• _Brief_
Rewrite these lines as a numbered list, leaving out blank lines and any pictures.

Records
────────────────
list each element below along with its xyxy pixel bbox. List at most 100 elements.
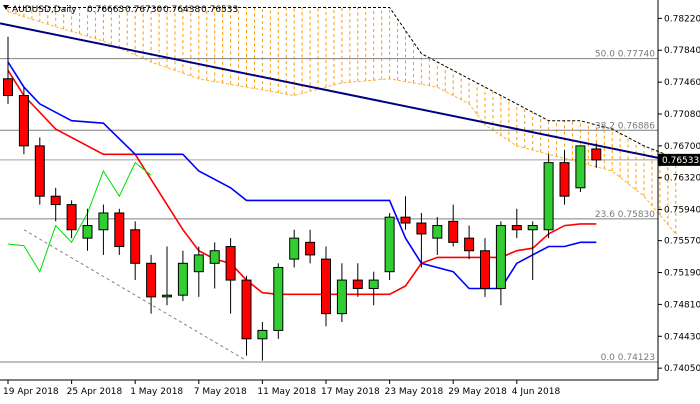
candle [432, 217, 443, 255]
candle [591, 143, 602, 168]
candle [114, 208, 125, 255]
price-tick-label: 0.77840 [664, 46, 700, 56]
candle [34, 137, 45, 205]
candle-body-bearish [3, 78, 13, 97]
time-tick-label: 19 Apr 2018 [3, 387, 59, 397]
candle [384, 212, 395, 281]
time-tick-label: 17 May 2018 [321, 387, 380, 397]
price-tick-label: 0.75570 [664, 237, 700, 247]
candle-body-bullish [543, 162, 554, 231]
candle [241, 275, 252, 356]
candle-body-bearish [416, 222, 427, 235]
candle [352, 263, 363, 297]
candle [18, 87, 29, 155]
kijun-line [7, 61, 597, 290]
cloud-span-b-line [8, 7, 676, 159]
price-tick-label: 0.75190 [664, 269, 700, 279]
candle [480, 238, 490, 297]
time-axis: 19 Apr 2018 25 Apr 2018 1 May 2018 7 May 20… [3, 380, 560, 397]
price-tick-label: 0.74810 [664, 300, 700, 310]
candle [495, 221, 506, 306]
candle [193, 246, 204, 297]
candle-body-bearish [114, 212, 125, 248]
candle-body-bearish [66, 204, 77, 231]
chikou-line [7, 161, 152, 273]
current-price-label: 0.76533 [662, 156, 699, 166]
candle [527, 221, 538, 281]
candle-body-bullish [575, 145, 586, 189]
price-tick-label: 0.77080 [664, 110, 700, 120]
candle-body-bearish [480, 250, 490, 289]
candle-body-bullish [273, 266, 284, 331]
fib-level-label: 50.0 0.77740 [595, 50, 655, 60]
candle-body-bearish [400, 216, 411, 224]
candle [162, 246, 172, 306]
fib-level-label: 0.0 0.74123 [601, 353, 655, 363]
candle [543, 154, 554, 239]
candle [130, 221, 141, 281]
time-tick-label: 7 May 2018 [194, 387, 247, 397]
candle-body-bullish [162, 294, 172, 298]
candle [448, 204, 459, 247]
candle [289, 229, 300, 268]
candle-body-bearish [321, 258, 331, 315]
candle-body-bearish [448, 220, 459, 243]
candle-body-bearish [225, 246, 236, 281]
candle-body-bearish [146, 262, 157, 298]
time-tick-label: 29 May 2018 [448, 387, 507, 397]
candle [66, 200, 77, 239]
candle [3, 36, 13, 104]
candle [146, 254, 157, 314]
candle-body-bullish [384, 216, 395, 273]
candle-body-bullish [527, 225, 538, 231]
cloud-span-a-line [7, 11, 677, 235]
ichimoku-cloud [7, 7, 677, 235]
candle-body-bearish [559, 162, 570, 197]
candle [50, 187, 61, 222]
candle-body-bullish [368, 279, 379, 289]
header-symbol: AUDUSD,Daily [12, 5, 77, 15]
price-tick-label: 0.78220 [664, 14, 700, 24]
candle-body-bearish [305, 241, 316, 256]
header-close: 0.76533 [201, 5, 238, 15]
time-tick-label: 1 May 2018 [130, 387, 183, 397]
tenkan-line [7, 69, 597, 296]
resistance-trendline [0, 22, 669, 161]
candle [209, 242, 220, 289]
candle-body-bullish [209, 250, 220, 264]
candle [575, 145, 586, 192]
indicator-lines [7, 61, 597, 296]
price-axis: 0.78220 0.77840 0.77460 0.77080 0.76700 0.763… [658, 14, 700, 374]
candle-body-bullish [193, 254, 204, 273]
candle-body-bearish [511, 225, 522, 231]
support-trendline [23, 229, 247, 362]
fib-level-label: 23.6 0.75830 [595, 210, 655, 220]
fib-level-label: 38.2 0.76886 [595, 121, 655, 131]
header-low: 0.76438 [163, 5, 200, 15]
trendlines [0, 22, 669, 362]
candle [368, 271, 379, 306]
candle [305, 229, 316, 264]
price-tick-label: 0.74430 [664, 332, 700, 342]
candle [273, 263, 284, 339]
candle [464, 225, 475, 260]
time-tick-label: 25 Apr 2018 [67, 387, 123, 397]
candle [416, 212, 427, 268]
candle-body-bearish [130, 229, 141, 264]
header-open: 0.76663 [87, 5, 124, 15]
candle [177, 250, 188, 302]
candle-body-bullish [257, 329, 268, 340]
candle-body-bearish [18, 95, 29, 147]
header-collapse-icon [3, 5, 9, 10]
candle [336, 263, 347, 323]
candle [82, 208, 93, 251]
time-tick-label: 11 May 2018 [257, 387, 316, 397]
candle-body-bullish [177, 262, 188, 296]
candle [257, 322, 268, 361]
candle [559, 150, 570, 205]
price-tick-label: 0.76700 [664, 142, 700, 152]
candle-body-bearish [34, 145, 45, 197]
time-tick-label: 4 Jun 2018 [512, 387, 561, 397]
────────────────
• _Output of the task_
1. list each element below along with its xyxy pixel bbox. List at most 100 elements.
2. candle [432, 217, 443, 255]
3. candle [591, 143, 602, 168]
4. candle [114, 208, 125, 255]
5. price-tick-label: 0.77840 [664, 46, 700, 56]
6. candle [34, 137, 45, 205]
7. candle-body-bearish [3, 78, 13, 97]
8. time-tick-label: 19 Apr 2018 [3, 387, 59, 397]
9. candle [384, 212, 395, 281]
10. time-tick-label: 17 May 2018 [321, 387, 380, 397]
11. price-tick-label: 0.75570 [664, 237, 700, 247]
12. candle-body-bullish [543, 162, 554, 231]
13. candle [241, 275, 252, 356]
14. candle-body-bearish [416, 222, 427, 235]
15. candle [352, 263, 363, 297]
16. candle [18, 87, 29, 155]
17. kijun-line [7, 61, 597, 290]
18. cloud-span-b-line [8, 7, 676, 159]
19. price-tick-label: 0.75190 [664, 269, 700, 279]
20. candle [480, 238, 490, 297]
21. time-axis: 19 Apr 2018 25 Apr 2018 1 May 2018 7 May 20… [3, 380, 560, 397]
22. price-tick-label: 0.74810 [664, 300, 700, 310]
23. candle [495, 221, 506, 306]
24. candle [193, 246, 204, 297]
25. candle-body-bearish [114, 212, 125, 248]
26. candle-body-bearish [66, 204, 77, 231]
27. chikou-line [7, 161, 152, 273]
28. current-price-label: 0.76533 [662, 156, 699, 166]
29. candle [527, 221, 538, 281]
30. candle-body-bullish [575, 145, 586, 189]
31. price-tick-label: 0.77080 [664, 110, 700, 120]
32. candle-body-bearish [480, 250, 490, 289]
33. candle-body-bullish [273, 266, 284, 331]
34. fib-level-label: 50.0 0.77740 [595, 50, 655, 60]
35. candle-body-bearish [400, 216, 411, 224]
36. candle [162, 246, 172, 306]
37. fib-level-label: 0.0 0.74123 [601, 353, 655, 363]
38. candle [543, 154, 554, 239]
39. candle [130, 221, 141, 281]
40. time-tick-label: 7 May 2018 [194, 387, 247, 397]
41. candle-body-bullish [162, 294, 172, 298]
42. candle [448, 204, 459, 247]
43. candle [289, 229, 300, 268]
44. candle-body-bearish [321, 258, 331, 315]
45. candle-body-bearish [448, 220, 459, 243]
46. candle-body-bearish [225, 246, 236, 281]
47. candle-body-bearish [146, 262, 157, 298]
48. time-tick-label: 29 May 2018 [448, 387, 507, 397]
49. candle [66, 200, 77, 239]
50. candle [3, 36, 13, 104]
51. candle [146, 254, 157, 314]
52. candle-body-bullish [384, 216, 395, 273]
53. candle-body-bullish [527, 225, 538, 231]
54. cloud-span-a-line [7, 11, 677, 235]
55. ichimoku-cloud [7, 7, 677, 235]
56. candle-body-bearish [559, 162, 570, 197]
57. candle [50, 187, 61, 222]
58. candle-body-bullish [368, 279, 379, 289]
59. header-symbol: AUDUSD,Daily [12, 5, 77, 15]
60. price-tick-label: 0.78220 [664, 14, 700, 24]
61. candle-body-bearish [305, 241, 316, 256]
62. header-close: 0.76533 [201, 5, 238, 15]
63. time-tick-label: 1 May 2018 [130, 387, 183, 397]
64. tenkan-line [7, 69, 597, 296]
65. resistance-trendline [0, 22, 669, 161]
66. candle [209, 242, 220, 289]
67. candle-body-bullish [209, 250, 220, 264]
68. candle [575, 145, 586, 192]
69. indicator-lines [7, 61, 597, 296]
70. price-axis: 0.78220 0.77840 0.77460 0.77080 0.76700 0.763… [658, 14, 700, 374]
71. candle-body-bullish [193, 254, 204, 273]
72. candle-body-bearish [511, 225, 522, 231]
73. support-trendline [23, 229, 247, 362]
74. fib-level-label: 23.6 0.75830 [595, 210, 655, 220]
75. fib-level-label: 38.2 0.76886 [595, 121, 655, 131]
76. header-low: 0.76438 [163, 5, 200, 15]
77. trendlines [0, 22, 669, 362]
78. candle [368, 271, 379, 306]
79. candle [305, 229, 316, 264]
80. price-tick-label: 0.74430 [664, 332, 700, 342]
81. candle [273, 263, 284, 339]
82. candle [464, 225, 475, 260]
83. time-tick-label: 25 Apr 2018 [67, 387, 123, 397]
84. candle [416, 212, 427, 268]
85. candle-body-bearish [130, 229, 141, 264]
86. header-open: 0.76663 [87, 5, 124, 15]
87. candle [177, 250, 188, 302]
88. candle-body-bullish [257, 329, 268, 340]
89. candle-body-bearish [18, 95, 29, 147]
90. header-collapse-icon [3, 5, 9, 10]
91. candle [336, 263, 347, 323]
92. candle [82, 208, 93, 251]
93. time-tick-label: 11 May 2018 [257, 387, 316, 397]
94. candle-body-bullish [177, 262, 188, 296]
95. candle [257, 322, 268, 361]
96. candle [559, 150, 570, 205]
97. price-tick-label: 0.76700 [664, 142, 700, 152]
98. candle-body-bearish [34, 145, 45, 197]
99. time-tick-label: 4 Jun 2018 [512, 387, 561, 397]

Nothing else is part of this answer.